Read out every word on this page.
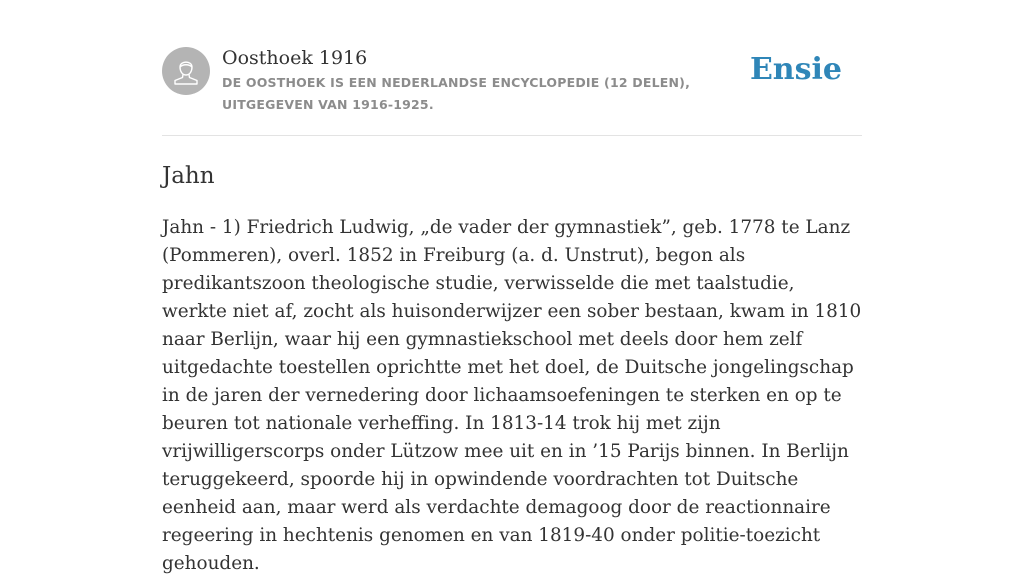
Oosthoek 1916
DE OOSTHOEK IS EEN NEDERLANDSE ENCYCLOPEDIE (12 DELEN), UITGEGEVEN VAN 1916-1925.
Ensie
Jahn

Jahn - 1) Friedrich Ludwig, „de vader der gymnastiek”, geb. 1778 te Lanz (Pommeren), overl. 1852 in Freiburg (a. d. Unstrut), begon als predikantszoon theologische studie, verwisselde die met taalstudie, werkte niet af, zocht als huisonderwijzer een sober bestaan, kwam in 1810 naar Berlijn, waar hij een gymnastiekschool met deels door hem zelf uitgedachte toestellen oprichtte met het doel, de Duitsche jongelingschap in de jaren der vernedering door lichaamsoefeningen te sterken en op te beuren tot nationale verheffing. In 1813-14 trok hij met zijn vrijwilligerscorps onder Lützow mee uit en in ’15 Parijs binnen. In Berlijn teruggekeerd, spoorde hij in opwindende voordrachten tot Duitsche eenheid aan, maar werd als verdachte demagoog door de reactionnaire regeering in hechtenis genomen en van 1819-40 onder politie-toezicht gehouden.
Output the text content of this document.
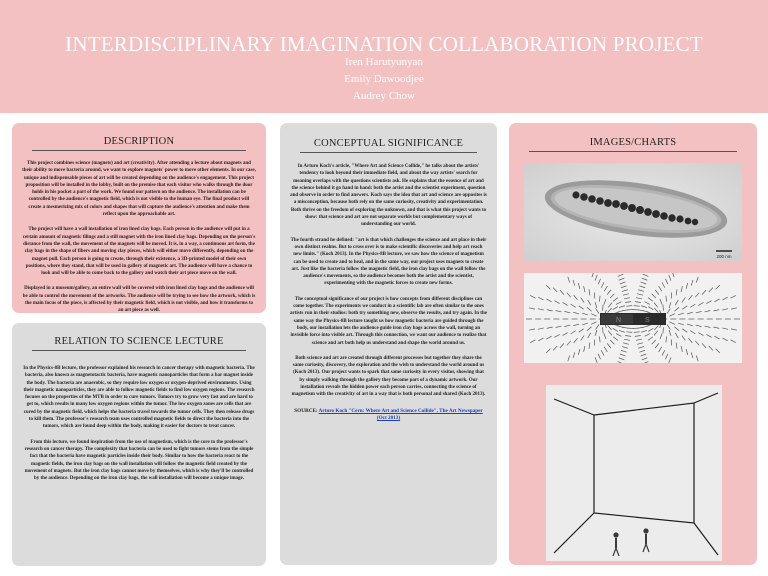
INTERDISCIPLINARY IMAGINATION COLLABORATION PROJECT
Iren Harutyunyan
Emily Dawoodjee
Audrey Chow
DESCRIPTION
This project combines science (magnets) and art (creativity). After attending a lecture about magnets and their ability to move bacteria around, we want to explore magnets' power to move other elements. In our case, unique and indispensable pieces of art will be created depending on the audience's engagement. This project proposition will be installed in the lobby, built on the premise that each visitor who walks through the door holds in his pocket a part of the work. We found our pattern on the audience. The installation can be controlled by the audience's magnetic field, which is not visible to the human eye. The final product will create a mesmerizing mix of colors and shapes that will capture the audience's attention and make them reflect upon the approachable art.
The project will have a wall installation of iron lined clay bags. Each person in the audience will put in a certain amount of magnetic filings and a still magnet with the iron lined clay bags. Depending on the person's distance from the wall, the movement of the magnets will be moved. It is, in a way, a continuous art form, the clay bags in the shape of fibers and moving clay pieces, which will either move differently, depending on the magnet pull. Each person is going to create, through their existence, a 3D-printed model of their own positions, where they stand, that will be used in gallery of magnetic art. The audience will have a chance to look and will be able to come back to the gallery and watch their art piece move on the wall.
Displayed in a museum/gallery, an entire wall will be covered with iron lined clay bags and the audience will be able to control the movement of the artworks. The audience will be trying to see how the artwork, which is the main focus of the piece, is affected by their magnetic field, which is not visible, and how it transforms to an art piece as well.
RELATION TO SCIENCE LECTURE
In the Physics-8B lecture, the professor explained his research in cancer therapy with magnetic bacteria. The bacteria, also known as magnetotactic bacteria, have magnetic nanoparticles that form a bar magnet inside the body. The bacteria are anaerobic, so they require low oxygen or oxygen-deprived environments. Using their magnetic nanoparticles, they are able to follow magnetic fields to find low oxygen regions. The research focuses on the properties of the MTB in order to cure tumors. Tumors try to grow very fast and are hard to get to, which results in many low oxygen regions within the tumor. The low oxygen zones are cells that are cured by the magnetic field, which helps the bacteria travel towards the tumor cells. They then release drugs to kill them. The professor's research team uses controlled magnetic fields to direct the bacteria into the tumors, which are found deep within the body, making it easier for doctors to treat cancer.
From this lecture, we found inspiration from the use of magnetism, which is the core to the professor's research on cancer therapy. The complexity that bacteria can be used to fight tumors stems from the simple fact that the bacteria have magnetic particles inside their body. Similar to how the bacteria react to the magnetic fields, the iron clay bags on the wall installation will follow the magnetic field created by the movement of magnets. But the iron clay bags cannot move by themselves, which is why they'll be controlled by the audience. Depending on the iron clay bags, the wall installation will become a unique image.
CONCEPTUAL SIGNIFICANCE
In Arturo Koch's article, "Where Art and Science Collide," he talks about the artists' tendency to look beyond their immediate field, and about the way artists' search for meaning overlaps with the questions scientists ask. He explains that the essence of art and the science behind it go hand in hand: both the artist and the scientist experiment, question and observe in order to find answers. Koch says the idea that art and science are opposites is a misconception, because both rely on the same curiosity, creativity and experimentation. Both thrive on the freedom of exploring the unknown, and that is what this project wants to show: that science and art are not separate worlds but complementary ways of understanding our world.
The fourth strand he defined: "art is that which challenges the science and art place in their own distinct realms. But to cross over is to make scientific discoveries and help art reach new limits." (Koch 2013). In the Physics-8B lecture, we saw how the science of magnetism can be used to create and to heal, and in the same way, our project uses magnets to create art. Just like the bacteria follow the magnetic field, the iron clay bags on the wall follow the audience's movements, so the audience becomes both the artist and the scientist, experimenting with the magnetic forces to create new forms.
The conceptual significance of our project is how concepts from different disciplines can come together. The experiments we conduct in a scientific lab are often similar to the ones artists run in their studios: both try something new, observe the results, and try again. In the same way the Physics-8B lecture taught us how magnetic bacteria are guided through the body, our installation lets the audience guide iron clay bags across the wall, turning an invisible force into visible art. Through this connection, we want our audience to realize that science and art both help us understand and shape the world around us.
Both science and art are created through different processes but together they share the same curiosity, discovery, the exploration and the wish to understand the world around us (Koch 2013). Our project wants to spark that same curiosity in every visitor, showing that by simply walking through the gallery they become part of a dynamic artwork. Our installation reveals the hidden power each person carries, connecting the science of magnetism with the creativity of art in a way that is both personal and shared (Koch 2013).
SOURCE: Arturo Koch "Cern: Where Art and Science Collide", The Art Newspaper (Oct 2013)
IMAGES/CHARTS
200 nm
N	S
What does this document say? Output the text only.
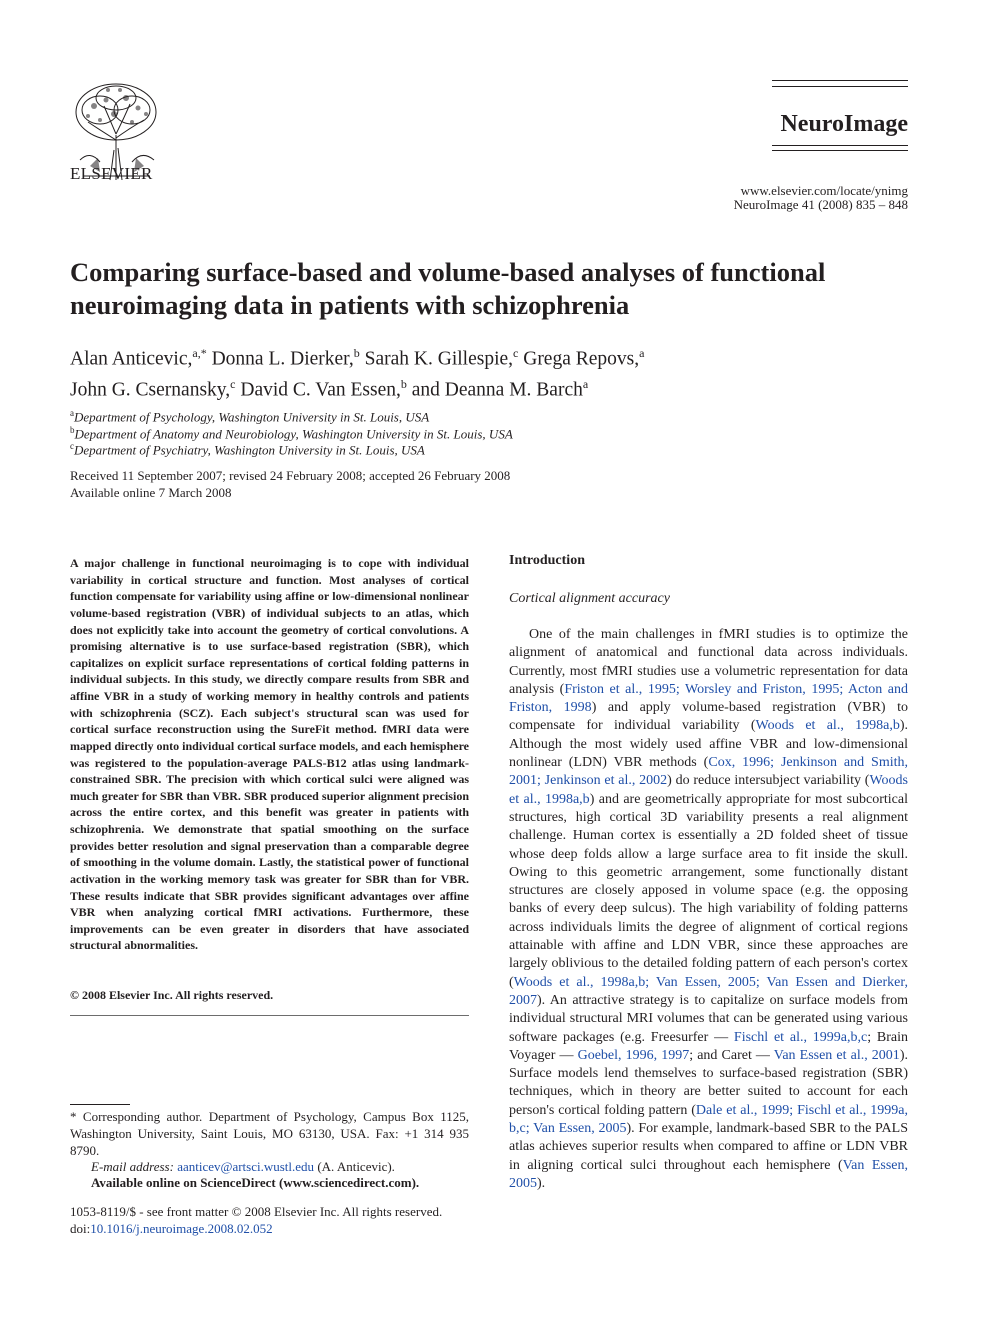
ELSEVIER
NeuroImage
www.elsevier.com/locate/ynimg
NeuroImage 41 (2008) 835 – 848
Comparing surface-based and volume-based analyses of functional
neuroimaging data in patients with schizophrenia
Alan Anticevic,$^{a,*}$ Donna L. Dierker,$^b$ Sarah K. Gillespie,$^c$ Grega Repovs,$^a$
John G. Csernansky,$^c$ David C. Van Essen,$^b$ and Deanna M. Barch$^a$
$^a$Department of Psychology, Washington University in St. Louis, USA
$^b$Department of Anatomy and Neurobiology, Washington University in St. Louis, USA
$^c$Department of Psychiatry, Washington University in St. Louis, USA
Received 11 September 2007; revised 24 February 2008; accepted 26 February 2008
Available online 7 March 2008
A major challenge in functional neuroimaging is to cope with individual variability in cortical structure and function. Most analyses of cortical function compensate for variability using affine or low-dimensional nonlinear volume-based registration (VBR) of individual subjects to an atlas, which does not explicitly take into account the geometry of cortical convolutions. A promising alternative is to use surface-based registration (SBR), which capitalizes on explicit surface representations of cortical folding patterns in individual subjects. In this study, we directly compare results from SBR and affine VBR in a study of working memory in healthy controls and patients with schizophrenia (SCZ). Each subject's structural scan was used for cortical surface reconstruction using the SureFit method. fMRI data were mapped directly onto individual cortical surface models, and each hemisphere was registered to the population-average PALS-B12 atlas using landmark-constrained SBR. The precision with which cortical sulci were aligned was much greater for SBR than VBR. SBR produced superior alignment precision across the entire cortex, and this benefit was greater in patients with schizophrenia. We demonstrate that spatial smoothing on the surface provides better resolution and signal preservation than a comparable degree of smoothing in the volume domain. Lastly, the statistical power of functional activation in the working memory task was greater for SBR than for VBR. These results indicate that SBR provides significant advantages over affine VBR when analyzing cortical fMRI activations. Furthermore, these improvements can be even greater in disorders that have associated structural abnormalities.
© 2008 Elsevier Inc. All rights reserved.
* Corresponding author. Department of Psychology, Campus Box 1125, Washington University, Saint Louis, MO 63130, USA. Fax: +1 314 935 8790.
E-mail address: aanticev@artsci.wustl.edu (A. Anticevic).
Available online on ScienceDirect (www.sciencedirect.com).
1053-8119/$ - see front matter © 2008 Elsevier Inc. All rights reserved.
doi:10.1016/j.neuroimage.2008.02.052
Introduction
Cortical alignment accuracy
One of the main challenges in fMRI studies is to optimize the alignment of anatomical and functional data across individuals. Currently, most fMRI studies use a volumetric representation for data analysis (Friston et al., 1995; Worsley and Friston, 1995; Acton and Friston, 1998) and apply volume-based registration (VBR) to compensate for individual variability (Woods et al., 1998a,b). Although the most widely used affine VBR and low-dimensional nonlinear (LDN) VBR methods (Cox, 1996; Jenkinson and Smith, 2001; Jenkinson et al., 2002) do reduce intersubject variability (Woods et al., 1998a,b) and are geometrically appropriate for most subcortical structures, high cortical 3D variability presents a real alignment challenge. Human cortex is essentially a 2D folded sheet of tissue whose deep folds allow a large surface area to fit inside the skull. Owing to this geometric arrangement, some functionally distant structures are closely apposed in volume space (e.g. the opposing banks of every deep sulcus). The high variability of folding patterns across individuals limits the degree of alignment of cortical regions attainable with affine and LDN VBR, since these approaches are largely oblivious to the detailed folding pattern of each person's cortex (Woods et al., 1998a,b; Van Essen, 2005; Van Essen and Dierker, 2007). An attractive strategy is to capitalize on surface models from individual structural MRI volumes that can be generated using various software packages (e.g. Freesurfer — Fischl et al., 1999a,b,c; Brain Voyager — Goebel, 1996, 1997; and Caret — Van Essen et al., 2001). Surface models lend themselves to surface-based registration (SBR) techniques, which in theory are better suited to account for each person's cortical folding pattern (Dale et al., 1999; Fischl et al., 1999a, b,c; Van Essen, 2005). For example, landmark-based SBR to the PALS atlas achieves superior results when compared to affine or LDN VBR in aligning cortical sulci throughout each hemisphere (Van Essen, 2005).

YOUR GOAL:
Whichever lines of the material hold the word "Anticevic", find and copy them.

COMPLETED TASK:
Alan Anticevic,$^{a,*}$ Donna L. Dierker,$^b$ Sarah K. Gillespie,$^c$ Grega Repovs,$^a$
E-mail address: aanticev@artsci.wustl.edu (A. Anticevic).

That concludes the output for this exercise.